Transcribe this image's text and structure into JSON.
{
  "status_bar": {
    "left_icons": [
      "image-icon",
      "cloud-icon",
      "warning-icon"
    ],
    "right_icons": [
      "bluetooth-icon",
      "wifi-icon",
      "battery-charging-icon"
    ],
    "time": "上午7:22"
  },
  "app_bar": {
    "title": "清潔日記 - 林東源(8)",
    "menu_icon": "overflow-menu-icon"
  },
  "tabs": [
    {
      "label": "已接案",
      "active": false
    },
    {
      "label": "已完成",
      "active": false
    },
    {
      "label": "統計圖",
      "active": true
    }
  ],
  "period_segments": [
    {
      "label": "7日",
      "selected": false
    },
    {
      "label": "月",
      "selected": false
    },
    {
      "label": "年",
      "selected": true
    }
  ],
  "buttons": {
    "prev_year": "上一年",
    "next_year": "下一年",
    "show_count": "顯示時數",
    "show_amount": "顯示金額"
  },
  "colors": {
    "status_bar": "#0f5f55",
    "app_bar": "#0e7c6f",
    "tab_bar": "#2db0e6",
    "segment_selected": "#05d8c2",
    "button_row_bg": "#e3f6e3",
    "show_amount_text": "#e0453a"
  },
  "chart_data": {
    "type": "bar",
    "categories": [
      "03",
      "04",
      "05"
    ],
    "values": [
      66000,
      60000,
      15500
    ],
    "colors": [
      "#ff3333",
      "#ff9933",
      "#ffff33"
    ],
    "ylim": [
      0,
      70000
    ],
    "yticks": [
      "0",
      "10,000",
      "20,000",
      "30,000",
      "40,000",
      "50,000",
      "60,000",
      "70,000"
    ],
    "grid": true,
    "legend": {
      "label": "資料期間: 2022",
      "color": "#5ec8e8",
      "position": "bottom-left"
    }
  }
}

◇ ◇ ◇ ◇

→ **REQUEST**
Nothing should be changed: write out all of the data as is.

→ **COMPLETE OUTPUT**
Transcribe this image's text and structure into JSON.
{
  "status_bar": {
    "left_icons": [
      "image-icon",
      "cloud-icon",
      "warning-icon"
    ],
    "right_icons": [
      "bluetooth-icon",
      "wifi-icon",
      "battery-charging-icon"
    ],
    "time": "上午7:22"
  },
  "app_bar": {
    "title": "清潔日記 - 林東源(8)",
    "menu_icon": "overflow-menu-icon"
  },
  "tabs": [
    {
      "label": "已接案",
      "active": false
    },
    {
      "label": "已完成",
      "active": false
    },
    {
      "label": "統計圖",
      "active": true
    }
  ],
  "period_segments": [
    {
      "label": "7日",
      "selected": false
    },
    {
      "label": "月",
      "selected": false
    },
    {
      "label": "年",
      "selected": true
    }
  ],
  "buttons": {
    "prev_year": "上一年",
    "next_year": "下一年",
    "show_count": "顯示時數",
    "show_amount": "顯示金額"
  },
  "colors": {
    "status_bar": "#0f5f55",
    "app_bar": "#0e7c6f",
    "tab_bar": "#2db0e6",
    "segment_selected": "#05d8c2",
    "button_row_bg": "#e3f6e3",
    "show_amount_text": "#e0453a"
  },
  "chart_data": {
    "type": "bar",
    "categories": [
      "03",
      "04",
      "05"
    ],
    "values": [
      66000,
      60000,
      15500
    ],
    "colors": [
      "#ff3333",
      "#ff9933",
      "#ffff33"
    ],
    "ylim": [
      0,
      70000
    ],
    "yticks": [
      "0",
      "10,000",
      "20,000",
      "30,000",
      "40,000",
      "50,000",
      "60,000",
      "70,000"
    ],
    "grid": true,
    "legend": {
      "label": "資料期間: 2022",
      "color": "#5ec8e8",
      "position": "bottom-left"
    }
  }
}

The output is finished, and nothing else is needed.